↓
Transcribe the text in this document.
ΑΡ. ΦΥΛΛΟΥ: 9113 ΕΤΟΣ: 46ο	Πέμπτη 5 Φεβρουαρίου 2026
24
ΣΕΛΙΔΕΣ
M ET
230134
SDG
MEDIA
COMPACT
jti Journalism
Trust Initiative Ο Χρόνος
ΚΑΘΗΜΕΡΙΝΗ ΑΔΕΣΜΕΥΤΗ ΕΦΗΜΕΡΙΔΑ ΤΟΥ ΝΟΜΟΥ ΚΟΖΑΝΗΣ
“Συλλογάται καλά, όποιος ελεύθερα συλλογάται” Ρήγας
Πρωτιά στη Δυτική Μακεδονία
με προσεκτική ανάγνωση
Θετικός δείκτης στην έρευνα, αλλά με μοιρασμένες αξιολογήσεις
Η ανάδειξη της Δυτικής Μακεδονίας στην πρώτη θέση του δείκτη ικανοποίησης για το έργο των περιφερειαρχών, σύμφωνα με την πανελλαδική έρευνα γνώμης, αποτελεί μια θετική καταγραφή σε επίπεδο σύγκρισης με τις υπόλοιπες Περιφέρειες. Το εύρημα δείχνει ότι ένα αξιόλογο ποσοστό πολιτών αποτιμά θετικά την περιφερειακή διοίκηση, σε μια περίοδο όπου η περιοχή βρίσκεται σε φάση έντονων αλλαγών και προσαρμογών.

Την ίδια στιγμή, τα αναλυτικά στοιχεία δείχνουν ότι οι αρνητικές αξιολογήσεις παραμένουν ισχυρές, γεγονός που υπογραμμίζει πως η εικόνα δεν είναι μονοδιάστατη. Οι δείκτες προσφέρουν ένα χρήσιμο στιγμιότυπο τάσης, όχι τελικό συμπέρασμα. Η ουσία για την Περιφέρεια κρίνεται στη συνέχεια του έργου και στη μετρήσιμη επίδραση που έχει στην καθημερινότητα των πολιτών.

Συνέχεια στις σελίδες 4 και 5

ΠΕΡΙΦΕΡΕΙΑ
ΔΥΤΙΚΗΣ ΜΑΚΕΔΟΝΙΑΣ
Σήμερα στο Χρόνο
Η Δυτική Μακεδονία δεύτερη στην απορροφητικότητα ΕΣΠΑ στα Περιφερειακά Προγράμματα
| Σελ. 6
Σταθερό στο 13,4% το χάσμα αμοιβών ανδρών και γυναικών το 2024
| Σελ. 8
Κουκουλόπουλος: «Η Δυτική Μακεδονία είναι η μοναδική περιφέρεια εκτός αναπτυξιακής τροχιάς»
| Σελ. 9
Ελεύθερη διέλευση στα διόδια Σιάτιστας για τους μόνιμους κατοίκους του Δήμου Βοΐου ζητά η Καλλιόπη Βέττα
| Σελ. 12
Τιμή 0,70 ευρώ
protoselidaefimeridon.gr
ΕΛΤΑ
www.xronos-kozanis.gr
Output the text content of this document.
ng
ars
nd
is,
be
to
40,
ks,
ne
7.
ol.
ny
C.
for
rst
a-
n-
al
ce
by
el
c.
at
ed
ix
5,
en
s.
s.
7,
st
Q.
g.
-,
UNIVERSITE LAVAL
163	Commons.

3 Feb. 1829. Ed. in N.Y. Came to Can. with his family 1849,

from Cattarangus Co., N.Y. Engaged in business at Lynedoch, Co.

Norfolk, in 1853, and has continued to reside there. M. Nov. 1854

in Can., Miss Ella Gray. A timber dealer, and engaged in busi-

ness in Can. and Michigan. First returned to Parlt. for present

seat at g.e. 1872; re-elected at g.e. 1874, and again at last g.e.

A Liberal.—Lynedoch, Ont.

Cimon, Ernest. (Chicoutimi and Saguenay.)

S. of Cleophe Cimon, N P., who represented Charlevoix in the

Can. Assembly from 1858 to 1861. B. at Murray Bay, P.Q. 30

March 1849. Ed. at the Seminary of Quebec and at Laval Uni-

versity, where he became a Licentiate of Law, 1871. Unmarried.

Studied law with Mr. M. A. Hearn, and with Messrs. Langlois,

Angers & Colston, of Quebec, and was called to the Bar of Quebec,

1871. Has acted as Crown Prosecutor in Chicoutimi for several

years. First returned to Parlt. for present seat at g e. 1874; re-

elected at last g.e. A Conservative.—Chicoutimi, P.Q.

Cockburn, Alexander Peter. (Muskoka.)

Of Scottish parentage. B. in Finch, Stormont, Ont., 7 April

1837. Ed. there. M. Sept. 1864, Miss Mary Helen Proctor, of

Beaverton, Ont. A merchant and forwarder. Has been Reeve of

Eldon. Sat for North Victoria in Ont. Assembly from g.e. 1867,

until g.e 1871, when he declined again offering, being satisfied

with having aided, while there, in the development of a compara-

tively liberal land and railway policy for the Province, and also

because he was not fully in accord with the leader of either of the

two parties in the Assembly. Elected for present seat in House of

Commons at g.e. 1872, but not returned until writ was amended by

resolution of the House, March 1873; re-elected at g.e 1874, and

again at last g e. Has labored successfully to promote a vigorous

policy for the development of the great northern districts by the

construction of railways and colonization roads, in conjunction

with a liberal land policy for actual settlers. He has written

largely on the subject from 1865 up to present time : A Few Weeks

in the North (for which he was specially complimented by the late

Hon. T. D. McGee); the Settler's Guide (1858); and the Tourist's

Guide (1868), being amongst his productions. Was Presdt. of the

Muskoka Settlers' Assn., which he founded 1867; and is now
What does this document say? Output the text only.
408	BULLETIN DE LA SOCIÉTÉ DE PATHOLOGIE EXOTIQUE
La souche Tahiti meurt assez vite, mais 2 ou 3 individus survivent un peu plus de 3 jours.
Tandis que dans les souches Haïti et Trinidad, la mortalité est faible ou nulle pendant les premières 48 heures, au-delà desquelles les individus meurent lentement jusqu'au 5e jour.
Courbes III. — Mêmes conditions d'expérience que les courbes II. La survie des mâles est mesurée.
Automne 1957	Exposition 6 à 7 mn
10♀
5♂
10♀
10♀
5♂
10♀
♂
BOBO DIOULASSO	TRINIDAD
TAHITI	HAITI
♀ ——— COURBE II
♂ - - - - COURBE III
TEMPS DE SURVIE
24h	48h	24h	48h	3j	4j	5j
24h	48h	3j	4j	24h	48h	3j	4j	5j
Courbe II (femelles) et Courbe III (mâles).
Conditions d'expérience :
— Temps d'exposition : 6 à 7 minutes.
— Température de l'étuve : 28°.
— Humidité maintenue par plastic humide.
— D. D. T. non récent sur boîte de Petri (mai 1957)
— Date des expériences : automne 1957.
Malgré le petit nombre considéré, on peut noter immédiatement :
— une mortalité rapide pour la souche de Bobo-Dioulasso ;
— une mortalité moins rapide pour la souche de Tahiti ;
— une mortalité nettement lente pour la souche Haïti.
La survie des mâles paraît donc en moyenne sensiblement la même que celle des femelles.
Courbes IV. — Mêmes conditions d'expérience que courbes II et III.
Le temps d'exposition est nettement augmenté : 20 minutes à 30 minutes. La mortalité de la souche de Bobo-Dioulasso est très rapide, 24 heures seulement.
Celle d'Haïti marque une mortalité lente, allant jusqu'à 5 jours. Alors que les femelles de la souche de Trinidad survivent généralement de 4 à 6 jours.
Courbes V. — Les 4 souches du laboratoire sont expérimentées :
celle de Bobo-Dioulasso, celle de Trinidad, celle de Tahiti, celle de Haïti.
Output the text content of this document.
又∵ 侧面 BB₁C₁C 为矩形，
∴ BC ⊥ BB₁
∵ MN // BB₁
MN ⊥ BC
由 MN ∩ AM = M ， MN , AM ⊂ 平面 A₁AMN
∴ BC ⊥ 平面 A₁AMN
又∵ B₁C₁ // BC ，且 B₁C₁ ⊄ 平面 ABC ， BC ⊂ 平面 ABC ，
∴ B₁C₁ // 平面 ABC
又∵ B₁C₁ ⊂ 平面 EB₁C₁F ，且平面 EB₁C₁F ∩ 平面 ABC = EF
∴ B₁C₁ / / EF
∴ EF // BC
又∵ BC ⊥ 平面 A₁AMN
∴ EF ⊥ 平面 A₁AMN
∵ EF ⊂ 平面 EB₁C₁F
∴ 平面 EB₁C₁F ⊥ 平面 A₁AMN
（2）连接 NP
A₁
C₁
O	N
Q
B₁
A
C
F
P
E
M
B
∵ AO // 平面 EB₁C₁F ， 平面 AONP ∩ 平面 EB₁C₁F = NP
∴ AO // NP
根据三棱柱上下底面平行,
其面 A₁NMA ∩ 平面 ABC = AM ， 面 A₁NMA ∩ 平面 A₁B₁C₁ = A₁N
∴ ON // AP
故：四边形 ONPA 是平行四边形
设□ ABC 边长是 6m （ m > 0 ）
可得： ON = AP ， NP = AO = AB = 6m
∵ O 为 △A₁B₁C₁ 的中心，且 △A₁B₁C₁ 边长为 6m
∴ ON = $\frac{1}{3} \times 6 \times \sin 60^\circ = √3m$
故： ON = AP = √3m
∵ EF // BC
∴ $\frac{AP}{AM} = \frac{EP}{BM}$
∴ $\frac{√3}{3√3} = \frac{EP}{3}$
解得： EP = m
↑
:: GIVEN EXERCISE ::
Among the lines of the records above, count those holding the string "Assembly", and report only the number.

:: RESPONSE TO THE EXERCISE ::
3